- _Problem description_
Verbatim output of all the material below is required.

- _Material to process_
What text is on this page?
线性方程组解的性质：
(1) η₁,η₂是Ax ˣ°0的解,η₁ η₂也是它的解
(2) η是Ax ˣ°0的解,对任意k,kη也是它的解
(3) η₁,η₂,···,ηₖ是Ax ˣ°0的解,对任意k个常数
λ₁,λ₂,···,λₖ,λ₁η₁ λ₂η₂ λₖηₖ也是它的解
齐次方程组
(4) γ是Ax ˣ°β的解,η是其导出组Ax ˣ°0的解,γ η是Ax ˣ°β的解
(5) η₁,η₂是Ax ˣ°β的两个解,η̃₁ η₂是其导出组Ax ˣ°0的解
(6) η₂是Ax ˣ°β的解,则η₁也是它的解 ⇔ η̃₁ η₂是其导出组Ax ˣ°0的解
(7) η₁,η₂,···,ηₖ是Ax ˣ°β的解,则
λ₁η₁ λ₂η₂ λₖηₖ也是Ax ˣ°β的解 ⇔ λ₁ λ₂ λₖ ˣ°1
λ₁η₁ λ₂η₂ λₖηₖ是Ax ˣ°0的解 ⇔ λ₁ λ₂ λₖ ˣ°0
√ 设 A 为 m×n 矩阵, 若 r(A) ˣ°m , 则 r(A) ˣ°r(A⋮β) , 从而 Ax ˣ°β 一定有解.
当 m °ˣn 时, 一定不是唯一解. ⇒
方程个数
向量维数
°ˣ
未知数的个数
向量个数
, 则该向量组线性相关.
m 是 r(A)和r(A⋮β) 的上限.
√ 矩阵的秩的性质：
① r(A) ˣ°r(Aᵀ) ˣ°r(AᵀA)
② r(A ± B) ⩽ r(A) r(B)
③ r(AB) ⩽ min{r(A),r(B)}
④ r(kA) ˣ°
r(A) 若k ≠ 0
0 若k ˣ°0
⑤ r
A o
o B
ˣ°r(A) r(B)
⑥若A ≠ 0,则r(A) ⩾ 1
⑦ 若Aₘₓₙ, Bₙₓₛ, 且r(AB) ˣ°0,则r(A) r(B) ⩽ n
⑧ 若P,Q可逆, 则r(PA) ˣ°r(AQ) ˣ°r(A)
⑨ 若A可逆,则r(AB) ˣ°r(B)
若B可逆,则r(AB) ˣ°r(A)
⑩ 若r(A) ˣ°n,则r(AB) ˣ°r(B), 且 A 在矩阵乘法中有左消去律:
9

- _Result_
What text is on this page?
线性方程组解的性质：
(1) η₁,η₂是Ax ˣ°0的解,η₁ η₂也是它的解
(2) η是Ax ˣ°0的解,对任意k,kη也是它的解
(3) η₁,η₂,···,ηₖ是Ax ˣ°0的解,对任意k个常数
λ₁,λ₂,···,λₖ,λ₁η₁ λ₂η₂ λₖηₖ也是它的解
齐次方程组
(4) γ是Ax ˣ°β的解,η是其导出组Ax ˣ°0的解,γ η是Ax ˣ°β的解
(5) η₁,η₂是Ax ˣ°β的两个解,η̃₁ η₂是其导出组Ax ˣ°0的解
(6) η₂是Ax ˣ°β的解,则η₁也是它的解 ⇔ η̃₁ η₂是其导出组Ax ˣ°0的解
(7) η₁,η₂,···,ηₖ是Ax ˣ°β的解,则
λ₁η₁ λ₂η₂ λₖηₖ也是Ax ˣ°β的解 ⇔ λ₁ λ₂ λₖ ˣ°1
λ₁η₁ λ₂η₂ λₖηₖ是Ax ˣ°0的解 ⇔ λ₁ λ₂ λₖ ˣ°0
√ 设 A 为 m×n 矩阵, 若 r(A) ˣ°m , 则 r(A) ˣ°r(A⋮β) , 从而 Ax ˣ°β 一定有解.
当 m °ˣn 时, 一定不是唯一解. ⇒
方程个数
向量维数
°ˣ
未知数的个数
向量个数
, 则该向量组线性相关.
m 是 r(A)和r(A⋮β) 的上限.
√ 矩阵的秩的性质：
① r(A) ˣ°r(Aᵀ) ˣ°r(AᵀA)
② r(A ± B) ⩽ r(A) r(B)
③ r(AB) ⩽ min{r(A),r(B)}
④ r(kA) ˣ°
r(A) 若k ≠ 0
0 若k ˣ°0
⑤ r
A o
o B
ˣ°r(A) r(B)
⑥若A ≠ 0,则r(A) ⩾ 1
⑦ 若Aₘₓₙ, Bₙₓₛ, 且r(AB) ˣ°0,则r(A) r(B) ⩽ n
⑧ 若P,Q可逆, 则r(PA) ˣ°r(AQ) ˣ°r(A)
⑨ 若A可逆,则r(AB) ˣ°r(B)
若B可逆,则r(AB) ˣ°r(A)
⑩ 若r(A) ˣ°n,则r(AB) ˣ°r(B), 且 A 在矩阵乘法中有左消去律:
9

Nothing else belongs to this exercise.